◆ Task requirements ◆
Would you extract the whole listing below and retype it exactly?

--- start of Exercise inputs ---

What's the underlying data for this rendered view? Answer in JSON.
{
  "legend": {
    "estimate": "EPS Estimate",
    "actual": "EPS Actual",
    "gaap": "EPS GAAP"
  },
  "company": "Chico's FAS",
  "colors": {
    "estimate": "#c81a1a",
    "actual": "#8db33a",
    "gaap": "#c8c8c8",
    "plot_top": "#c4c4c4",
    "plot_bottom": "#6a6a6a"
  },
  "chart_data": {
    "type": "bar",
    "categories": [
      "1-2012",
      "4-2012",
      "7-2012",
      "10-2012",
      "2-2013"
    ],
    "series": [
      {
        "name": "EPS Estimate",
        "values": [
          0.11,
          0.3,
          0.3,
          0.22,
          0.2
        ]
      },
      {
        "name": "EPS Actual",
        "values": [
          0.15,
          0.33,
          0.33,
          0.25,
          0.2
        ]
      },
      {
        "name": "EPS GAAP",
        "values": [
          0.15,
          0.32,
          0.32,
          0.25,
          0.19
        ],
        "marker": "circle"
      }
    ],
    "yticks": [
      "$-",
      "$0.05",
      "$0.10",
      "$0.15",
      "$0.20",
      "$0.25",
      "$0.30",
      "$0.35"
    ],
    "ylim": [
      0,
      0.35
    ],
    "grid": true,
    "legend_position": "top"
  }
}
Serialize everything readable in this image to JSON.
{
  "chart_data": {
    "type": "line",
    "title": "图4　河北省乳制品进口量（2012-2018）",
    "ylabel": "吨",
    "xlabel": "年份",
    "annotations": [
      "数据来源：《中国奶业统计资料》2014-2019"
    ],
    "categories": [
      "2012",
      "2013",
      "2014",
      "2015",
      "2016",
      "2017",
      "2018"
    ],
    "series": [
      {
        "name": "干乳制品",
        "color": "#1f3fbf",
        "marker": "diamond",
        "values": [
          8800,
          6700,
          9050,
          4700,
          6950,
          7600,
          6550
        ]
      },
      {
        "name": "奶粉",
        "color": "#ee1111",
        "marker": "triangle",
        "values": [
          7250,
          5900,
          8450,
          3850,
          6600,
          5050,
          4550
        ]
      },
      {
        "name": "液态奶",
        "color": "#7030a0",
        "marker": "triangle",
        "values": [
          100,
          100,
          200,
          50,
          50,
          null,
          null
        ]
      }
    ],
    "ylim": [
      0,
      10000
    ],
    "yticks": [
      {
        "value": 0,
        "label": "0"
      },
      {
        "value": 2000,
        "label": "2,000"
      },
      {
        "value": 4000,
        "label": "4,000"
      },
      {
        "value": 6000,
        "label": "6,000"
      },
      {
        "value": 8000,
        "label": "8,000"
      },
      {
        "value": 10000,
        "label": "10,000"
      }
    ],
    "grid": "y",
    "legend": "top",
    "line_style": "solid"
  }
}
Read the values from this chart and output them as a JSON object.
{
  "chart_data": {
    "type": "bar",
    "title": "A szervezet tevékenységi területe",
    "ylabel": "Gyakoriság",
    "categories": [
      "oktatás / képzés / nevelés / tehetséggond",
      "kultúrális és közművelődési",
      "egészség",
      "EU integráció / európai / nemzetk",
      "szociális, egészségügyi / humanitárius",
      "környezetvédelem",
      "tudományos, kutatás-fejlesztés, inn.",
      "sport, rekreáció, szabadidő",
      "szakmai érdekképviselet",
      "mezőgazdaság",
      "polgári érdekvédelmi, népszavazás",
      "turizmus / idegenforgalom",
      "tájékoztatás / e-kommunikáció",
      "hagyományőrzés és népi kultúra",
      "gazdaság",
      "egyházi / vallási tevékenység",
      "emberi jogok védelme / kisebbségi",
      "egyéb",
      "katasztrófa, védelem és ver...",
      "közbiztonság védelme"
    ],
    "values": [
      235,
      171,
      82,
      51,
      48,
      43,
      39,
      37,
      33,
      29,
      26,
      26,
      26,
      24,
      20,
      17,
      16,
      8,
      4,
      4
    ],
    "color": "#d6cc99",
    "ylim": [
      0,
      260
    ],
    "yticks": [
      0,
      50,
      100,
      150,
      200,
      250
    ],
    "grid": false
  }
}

--- end of Exercise inputs ---

◆ Written response ◆
What's the underlying data for this rendered view? Answer in JSON.
{
  "legend": {
    "estimate": "EPS Estimate",
    "actual": "EPS Actual",
    "gaap": "EPS GAAP"
  },
  "company": "Chico's FAS",
  "colors": {
    "estimate": "#c81a1a",
    "actual": "#8db33a",
    "gaap": "#c8c8c8",
    "plot_top": "#c4c4c4",
    "plot_bottom": "#6a6a6a"
  },
  "chart_data": {
    "type": "bar",
    "categories": [
      "1-2012",
      "4-2012",
      "7-2012",
      "10-2012",
      "2-2013"
    ],
    "series": [
      {
        "name": "EPS Estimate",
        "values": [
          0.11,
          0.3,
          0.3,
          0.22,
          0.2
        ]
      },
      {
        "name": "EPS Actual",
        "values": [
          0.15,
          0.33,
          0.33,
          0.25,
          0.2
        ]
      },
      {
        "name": "EPS GAAP",
        "values": [
          0.15,
          0.32,
          0.32,
          0.25,
          0.19
        ],
        "marker": "circle"
      }
    ],
    "yticks": [
      "$-",
      "$0.05",
      "$0.10",
      "$0.15",
      "$0.20",
      "$0.25",
      "$0.30",
      "$0.35"
    ],
    "ylim": [
      0,
      0.35
    ],
    "grid": true,
    "legend_position": "top"
  }
}
Serialize everything readable in this image to JSON.
{
  "chart_data": {
    "type": "line",
    "title": "图4　河北省乳制品进口量（2012-2018）",
    "ylabel": "吨",
    "xlabel": "年份",
    "annotations": [
      "数据来源：《中国奶业统计资料》2014-2019"
    ],
    "categories": [
      "2012",
      "2013",
      "2014",
      "2015",
      "2016",
      "2017",
      "2018"
    ],
    "series": [
      {
        "name": "干乳制品",
        "color": "#1f3fbf",
        "marker": "diamond",
        "values": [
          8800,
          6700,
          9050,
          4700,
          6950,
          7600,
          6550
        ]
      },
      {
        "name": "奶粉",
        "color": "#ee1111",
        "marker": "triangle",
        "values": [
          7250,
          5900,
          8450,
          3850,
          6600,
          5050,
          4550
        ]
      },
      {
        "name": "液态奶",
        "color": "#7030a0",
        "marker": "triangle",
        "values": [
          100,
          100,
          200,
          50,
          50,
          null,
          null
        ]
      }
    ],
    "ylim": [
      0,
      10000
    ],
    "yticks": [
      {
        "value": 0,
        "label": "0"
      },
      {
        "value": 2000,
        "label": "2,000"
      },
      {
        "value": 4000,
        "label": "4,000"
      },
      {
        "value": 6000,
        "label": "6,000"
      },
      {
        "value": 8000,
        "label": "8,000"
      },
      {
        "value": 10000,
        "label": "10,000"
      }
    ],
    "grid": "y",
    "legend": "top",
    "line_style": "solid"
  }
}
Read the values from this chart and output them as a JSON object.
{
  "chart_data": {
    "type": "bar",
    "title": "A szervezet tevékenységi területe",
    "ylabel": "Gyakoriság",
    "categories": [
      "oktatás / képzés / nevelés / tehetséggond",
      "kultúrális és közművelődési",
      "egészség",
      "EU integráció / európai / nemzetk",
      "szociális, egészségügyi / humanitárius",
      "környezetvédelem",
      "tudományos, kutatás-fejlesztés, inn.",
      "sport, rekreáció, szabadidő",
      "szakmai érdekképviselet",
      "mezőgazdaság",
      "polgári érdekvédelmi, népszavazás",
      "turizmus / idegenforgalom",
      "tájékoztatás / e-kommunikáció",
      "hagyományőrzés és népi kultúra",
      "gazdaság",
      "egyházi / vallási tevékenység",
      "emberi jogok védelme / kisebbségi",
      "egyéb",
      "katasztrófa, védelem és ver...",
      "közbiztonság védelme"
    ],
    "values": [
      235,
      171,
      82,
      51,
      48,
      43,
      39,
      37,
      33,
      29,
      26,
      26,
      26,
      24,
      20,
      17,
      16,
      8,
      4,
      4
    ],
    "color": "#d6cc99",
    "ylim": [
      0,
      260
    ],
    "yticks": [
      0,
      50,
      100,
      150,
      200,
      250
    ],
    "grid": false
  }
}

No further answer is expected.